Print the records below exactly as they appear.

— BEGIN RECORDS SUPPLIED —

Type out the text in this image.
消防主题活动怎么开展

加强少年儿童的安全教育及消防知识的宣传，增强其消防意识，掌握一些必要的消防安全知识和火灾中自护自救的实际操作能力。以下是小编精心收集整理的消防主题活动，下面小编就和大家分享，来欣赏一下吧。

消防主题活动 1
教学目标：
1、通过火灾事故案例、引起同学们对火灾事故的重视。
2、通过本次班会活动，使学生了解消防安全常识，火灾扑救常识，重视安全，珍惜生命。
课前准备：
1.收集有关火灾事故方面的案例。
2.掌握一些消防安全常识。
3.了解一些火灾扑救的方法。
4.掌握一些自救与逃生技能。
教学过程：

— END RECORDS SUPPLIED —

■ RESPONSE FOR THIS EXERCISE:
Type out the text in this image.
消防主题活动怎么开展

加强少年儿童的安全教育及消防知识的宣传，增强其消防意识，掌握一些必要的消防安全知识和火灾中自护自救的实际操作能力。以下是小编精心收集整理的消防主题活动，下面小编就和大家分享，来欣赏一下吧。

消防主题活动 1
教学目标：
1、通过火灾事故案例、引起同学们对火灾事故的重视。
2、通过本次班会活动，使学生了解消防安全常识，火灾扑救常识，重视安全，珍惜生命。
课前准备：
1.收集有关火灾事故方面的案例。
2.掌握一些消防安全常识。
3.了解一些火灾扑救的方法。
4.掌握一些自救与逃生技能。
教学过程：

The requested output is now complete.